Count the lines below that contain the word "Model", and give only that number.
:: Records for this task
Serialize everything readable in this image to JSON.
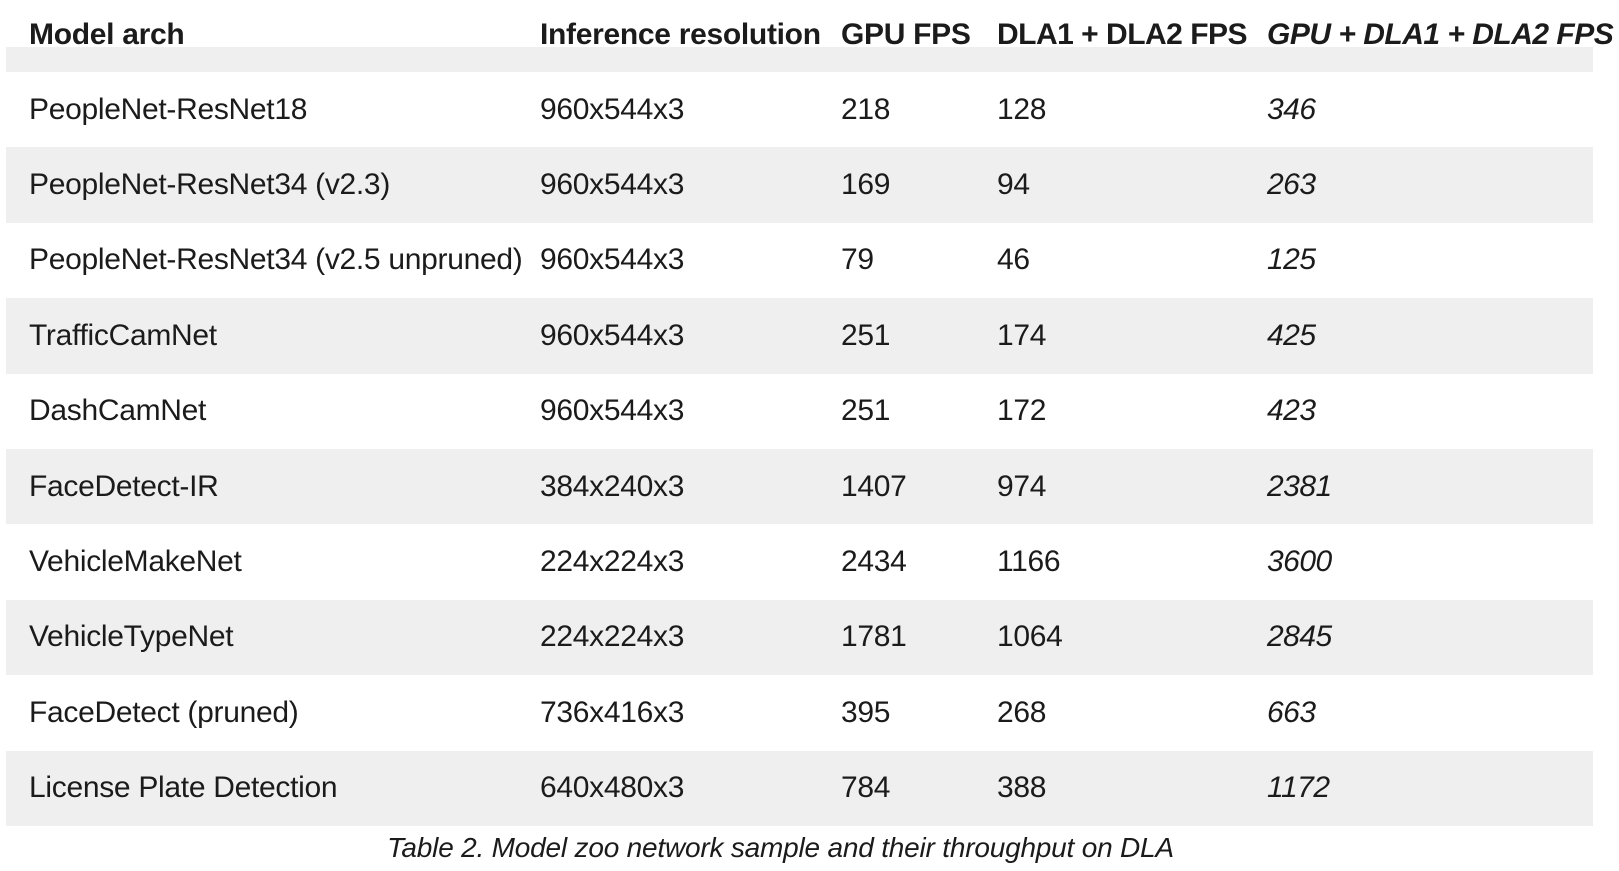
{
  "caption": "Table 2. Model zoo network sample and their throughput on DLA",
  "colors": {
    "background": "#ffffff",
    "stripe": "#efefef",
    "text": "#1b1b1b"
  },
  "chart_data": {
    "type": "table",
    "title": "Table 2. Model zoo network sample and their throughput on DLA",
    "columns": [
      "Model arch",
      "Inference resolution",
      "GPU FPS",
      "DLA1 + DLA2 FPS",
      "GPU + DLA1 + DLA2 FPS"
    ],
    "rows": [
      [
        "PeopleNet-ResNet18",
        "960x544x3",
        "218",
        "128",
        "346"
      ],
      [
        "PeopleNet-ResNet34 (v2.3)",
        "960x544x3",
        "169",
        "94",
        "263"
      ],
      [
        "PeopleNet-ResNet34 (v2.5 unpruned)",
        "960x544x3",
        "79",
        "46",
        "125"
      ],
      [
        "TrafficCamNet",
        "960x544x3",
        "251",
        "174",
        "425"
      ],
      [
        "DashCamNet",
        "960x544x3",
        "251",
        "172",
        "423"
      ],
      [
        "FaceDetect-IR",
        "384x240x3",
        "1407",
        "974",
        "2381"
      ],
      [
        "VehicleMakeNet",
        "224x224x3",
        "2434",
        "1166",
        "3600"
      ],
      [
        "VehicleTypeNet",
        "224x224x3",
        "1781",
        "1064",
        "2845"
      ],
      [
        "FaceDetect (pruned)",
        "736x416x3",
        "395",
        "268",
        "663"
      ],
      [
        "License Plate Detection",
        "640x480x3",
        "784",
        "388",
        "1172"
      ]
    ],
    "notes": {
      "last_column_style": "italic",
      "stripe_pattern": "even data rows gray"
    }
  }
}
::::
*Output for this exercise*.
3